▶ _Description of the task_: Search the data below for the word "quelques" and copy each line that holds it.

▶ _Dataset content_:
= = = = =

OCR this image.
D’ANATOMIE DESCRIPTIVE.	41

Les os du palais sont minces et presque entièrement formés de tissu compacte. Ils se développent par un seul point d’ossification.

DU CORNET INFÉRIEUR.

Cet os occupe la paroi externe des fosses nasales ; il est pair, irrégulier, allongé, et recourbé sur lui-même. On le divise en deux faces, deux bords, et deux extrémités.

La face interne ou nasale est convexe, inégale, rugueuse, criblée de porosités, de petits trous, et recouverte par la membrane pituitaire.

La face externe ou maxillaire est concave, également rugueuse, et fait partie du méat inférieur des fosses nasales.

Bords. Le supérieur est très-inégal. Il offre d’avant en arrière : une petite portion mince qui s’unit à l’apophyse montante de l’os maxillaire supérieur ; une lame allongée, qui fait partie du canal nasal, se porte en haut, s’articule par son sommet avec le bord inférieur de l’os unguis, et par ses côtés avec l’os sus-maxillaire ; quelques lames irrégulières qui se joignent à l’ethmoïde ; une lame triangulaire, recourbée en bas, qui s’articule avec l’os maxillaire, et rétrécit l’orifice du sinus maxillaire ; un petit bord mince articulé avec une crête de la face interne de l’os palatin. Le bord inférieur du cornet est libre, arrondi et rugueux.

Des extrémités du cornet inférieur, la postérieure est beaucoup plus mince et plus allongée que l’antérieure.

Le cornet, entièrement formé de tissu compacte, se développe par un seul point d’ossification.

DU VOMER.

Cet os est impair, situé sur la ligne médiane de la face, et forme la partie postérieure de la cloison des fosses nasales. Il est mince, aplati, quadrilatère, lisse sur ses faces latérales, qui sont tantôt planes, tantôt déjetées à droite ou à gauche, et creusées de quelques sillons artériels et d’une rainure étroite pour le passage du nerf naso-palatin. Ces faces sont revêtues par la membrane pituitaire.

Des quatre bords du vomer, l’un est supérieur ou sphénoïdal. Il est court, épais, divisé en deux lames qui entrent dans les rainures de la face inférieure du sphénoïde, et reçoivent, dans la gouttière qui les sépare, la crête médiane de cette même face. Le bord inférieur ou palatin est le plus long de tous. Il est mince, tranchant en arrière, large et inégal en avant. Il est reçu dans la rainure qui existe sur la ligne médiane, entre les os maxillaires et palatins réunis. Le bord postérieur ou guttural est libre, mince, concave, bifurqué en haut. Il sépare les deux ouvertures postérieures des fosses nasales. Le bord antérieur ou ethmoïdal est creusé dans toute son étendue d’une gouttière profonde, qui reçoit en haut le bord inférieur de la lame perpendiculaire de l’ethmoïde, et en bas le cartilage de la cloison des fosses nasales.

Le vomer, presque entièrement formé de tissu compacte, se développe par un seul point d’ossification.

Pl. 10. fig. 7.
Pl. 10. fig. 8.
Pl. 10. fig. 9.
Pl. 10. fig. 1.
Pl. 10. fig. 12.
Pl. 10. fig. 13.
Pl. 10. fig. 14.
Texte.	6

= = = = =

▶ _Final answer_:
Bords. Le supérieur est très-inégal. Il offre d’avant en arrière : une petite portion mince qui s’unit à l’apophyse montante de l’os maxillaire supérieur ; une lame allongée, qui fait partie du canal nasal, se porte en haut, s’articule par son sommet avec le bord inférieur de l’os unguis, et par ses côtés avec l’os sus-maxillaire ; quelques lames irrégulières qui se joignent à l’ethmoïde ; une lame triangulaire, recourbée en bas, qui s’articule avec l’os maxillaire, et rétrécit l’orifice du sinus maxillaire ; un petit bord mince articulé avec une crête de la face interne de l’os palatin. Le bord inférieur du cornet est libre, arrondi et rugueux.
Cet os est impair, situé sur la ligne médiane de la face, et forme la partie postérieure de la cloison des fosses nasales. Il est mince, aplati, quadrilatère, lisse sur ses faces latérales, qui sont tantôt planes, tantôt déjetées à droite ou à gauche, et creusées de quelques sillons artériels et d’une rainure étroite pour le passage du nerf naso-palatin. Ces faces sont revêtues par la membrane pituitaire.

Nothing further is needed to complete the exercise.